REQUIREMENT> Go through the lines below and copy each one that holds the string "storage".

----

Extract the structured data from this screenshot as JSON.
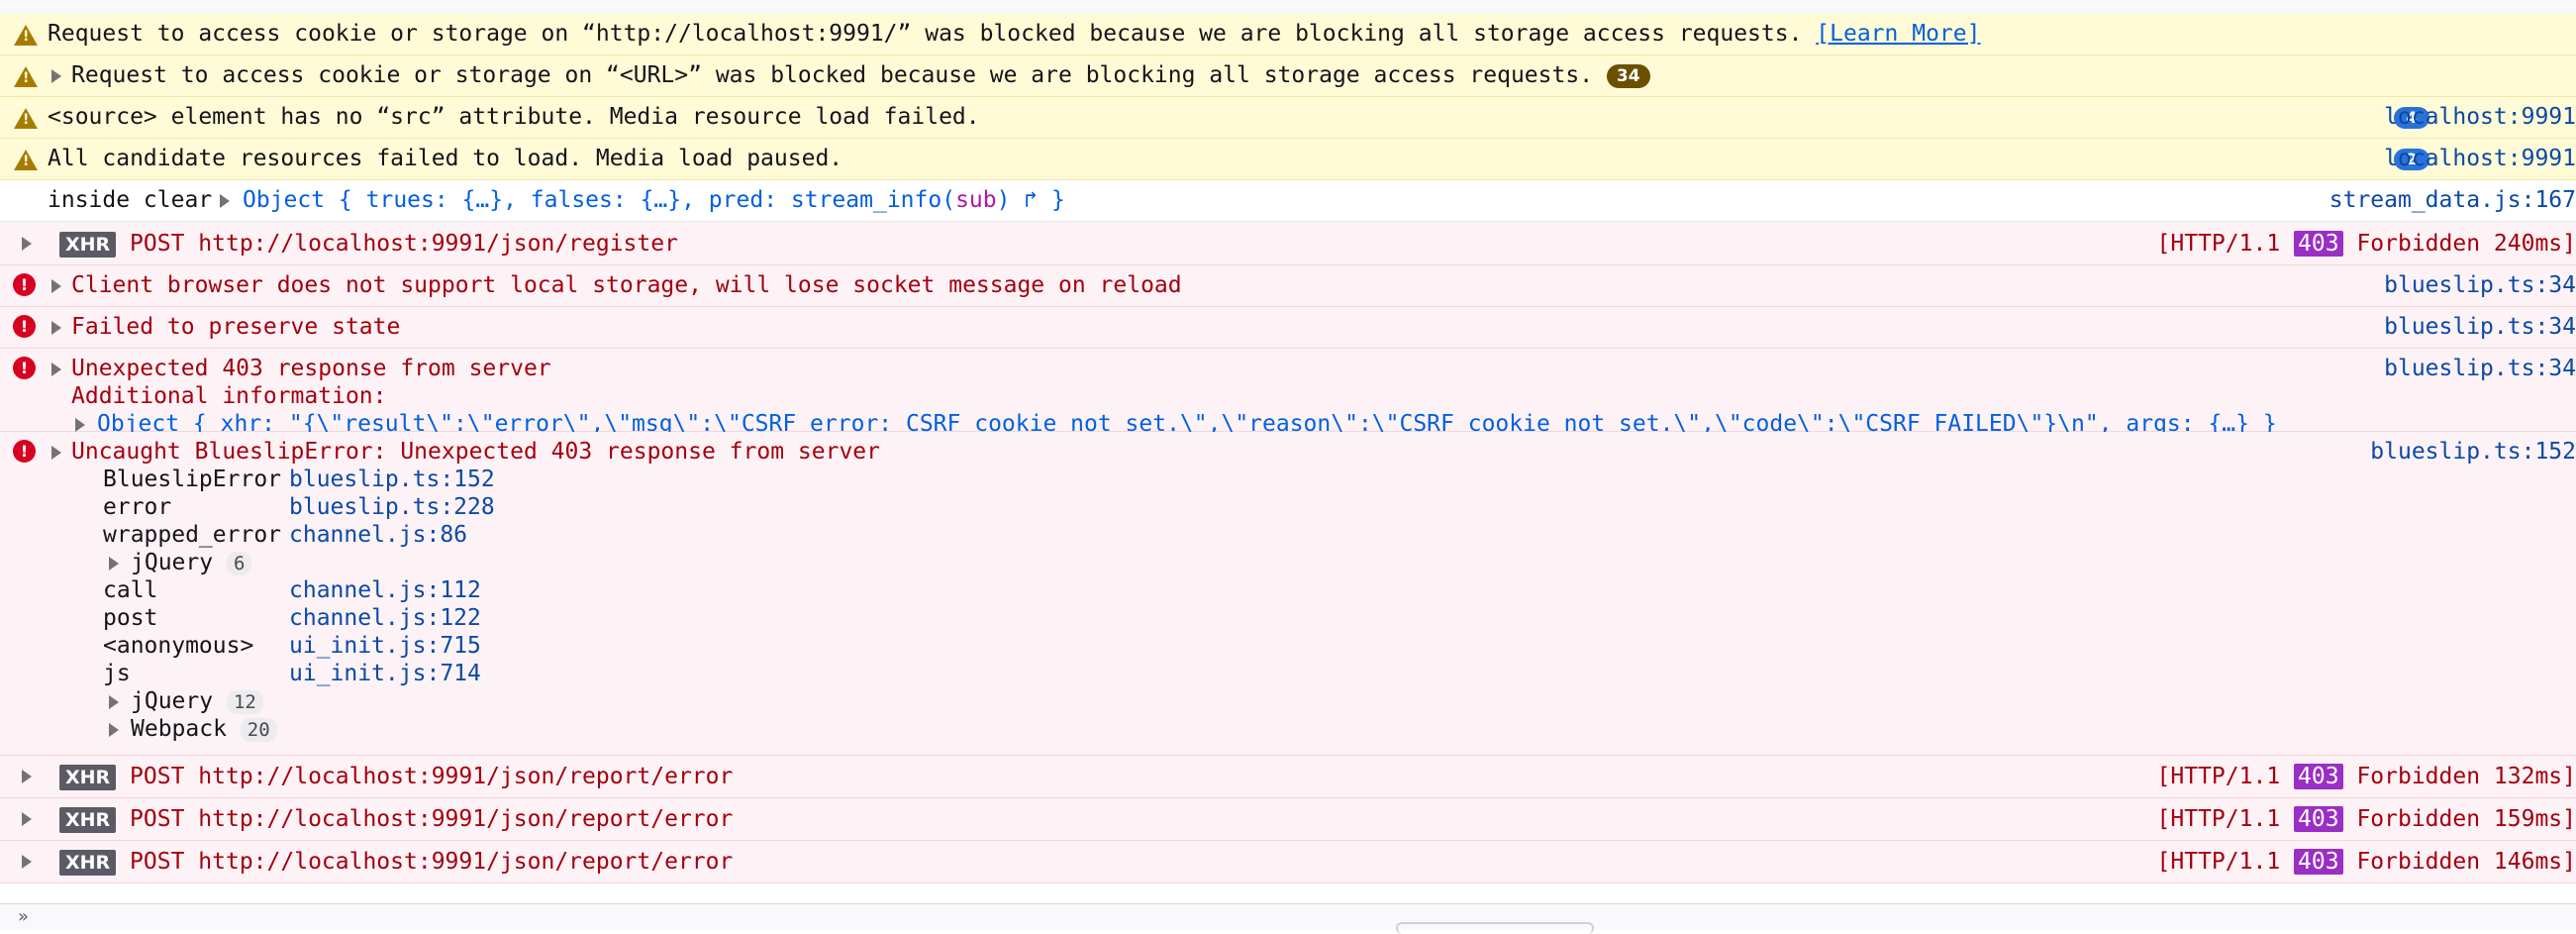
{
  "messages": {
    "warn1": {
      "text": "Request to access cookie or storage on “http://localhost:9991/” was blocked because we are blocking all storage access requests.",
      "link": "[Learn More]"
    },
    "warn2": {
      "text": "Request to access cookie or storage on “<URL>” was blocked because we are blocking all storage access requests.",
      "count": "34"
    },
    "warn3": {
      "text": "<source> element has no “src” attribute. Media resource load failed.",
      "count": "4",
      "source": "localhost:9991"
    },
    "warn4": {
      "text": "All candidate resources failed to load. Media load paused.",
      "count": "2",
      "source": "localhost:9991"
    },
    "log1": {
      "label": "inside clear",
      "object_open": "Object { trues: {…}, falses: {…}, pred: stream_info(",
      "object_arg": "sub",
      "object_close": ") ↱ }",
      "source": "stream_data.js:167"
    },
    "xhr_register": {
      "tag": "XHR",
      "method": "POST",
      "url": "http://localhost:9991/json/register",
      "protocol": "[HTTP/1.1",
      "status": "403",
      "status_text": "Forbidden 240ms]"
    },
    "err1": {
      "text": "Client browser does not support local storage, will lose socket message on reload",
      "source": "blueslip.ts:34"
    },
    "err2": {
      "text": "Failed to preserve state",
      "source": "blueslip.ts:34"
    },
    "err3": {
      "text": "Unexpected 403 response from server",
      "additional": "Additional information:",
      "object": "Object { xhr: \"{\\\"result\\\":\\\"error\\\",\\\"msg\\\":\\\"CSRF error: CSRF cookie not set.\\\",\\\"reason\\\":\\\"CSRF cookie not set.\\\",\\\"code\\\":\\\"CSRF_FAILED\\\"}\\n\", args: {…} }",
      "source": "blueslip.ts:34"
    },
    "err4": {
      "text": "Uncaught BlueslipError: Unexpected 403 response from server",
      "source": "blueslip.ts:152",
      "stack": [
        {
          "name": "BlueslipError",
          "location": "blueslip.ts:152"
        },
        {
          "name": "error",
          "location": "blueslip.ts:228"
        },
        {
          "name": "wrapped_error",
          "location": "channel.js:86"
        },
        {
          "group": "jQuery",
          "count": "6"
        },
        {
          "name": "call",
          "location": "channel.js:112"
        },
        {
          "name": "post",
          "location": "channel.js:122"
        },
        {
          "name": "<anonymous>",
          "location": "ui_init.js:715"
        },
        {
          "name": "js",
          "location": "ui_init.js:714"
        },
        {
          "group": "jQuery",
          "count": "12"
        },
        {
          "group": "Webpack",
          "count": "20"
        }
      ]
    },
    "xhr_report": [
      {
        "tag": "XHR",
        "method": "POST",
        "url": "http://localhost:9991/json/report/error",
        "protocol": "[HTTP/1.1",
        "status": "403",
        "status_text": "Forbidden 132ms]"
      },
      {
        "tag": "XHR",
        "method": "POST",
        "url": "http://localhost:9991/json/report/error",
        "protocol": "[HTTP/1.1",
        "status": "403",
        "status_text": "Forbidden 159ms]"
      },
      {
        "tag": "XHR",
        "method": "POST",
        "url": "http://localhost:9991/json/report/error",
        "protocol": "[HTTP/1.1",
        "status": "403",
        "status_text": "Forbidden 146ms]"
      }
    ]
  },
  "bottom": {
    "chevron": "»"
  },
  "colors": {
    "warning_bg": "#fffbd6",
    "error_bg": "#fdf2f5",
    "error_text": "#a4000f",
    "status_403": "#9b2ec4",
    "link": "#0060df"
  }
}
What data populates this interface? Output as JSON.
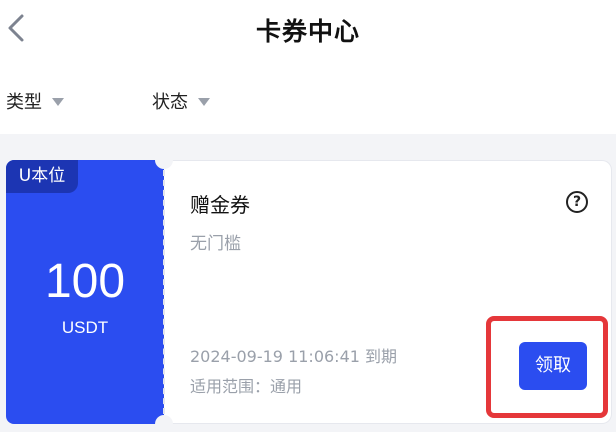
{
  "header": {
    "title": "卡券中心"
  },
  "filters": [
    {
      "label": "类型"
    },
    {
      "label": "状态"
    }
  ],
  "coupon": {
    "tag": "U本位",
    "amount": "100",
    "unit": "USDT",
    "name": "赠金券",
    "threshold": "无门槛",
    "expire": "2024-09-19 11:06:41 到期",
    "scope": "适用范围：通用",
    "claim_label": "领取",
    "help_glyph": "?"
  },
  "colors": {
    "accent": "#2b4df0",
    "tag_dark": "#1c35b3",
    "highlight": "#e5373a"
  }
}
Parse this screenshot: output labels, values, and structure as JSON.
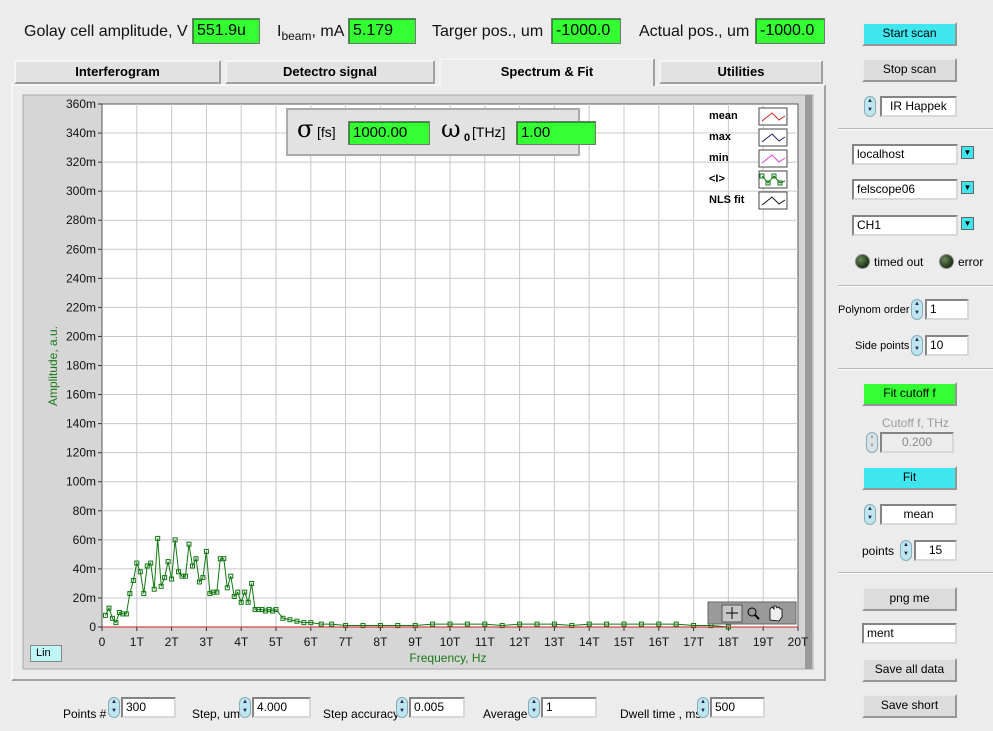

----

TASK SOLUTION>
      "text": "Request to access cookie or storage on “http://localhost:9991/” was blocked because we are blocking all storage access requests.",
      "text": "Request to access cookie or storage on “<URL>” was blocked because we are blocking all storage access requests.",
      "text": "Client browser does not support local storage, will lose socket message on reload",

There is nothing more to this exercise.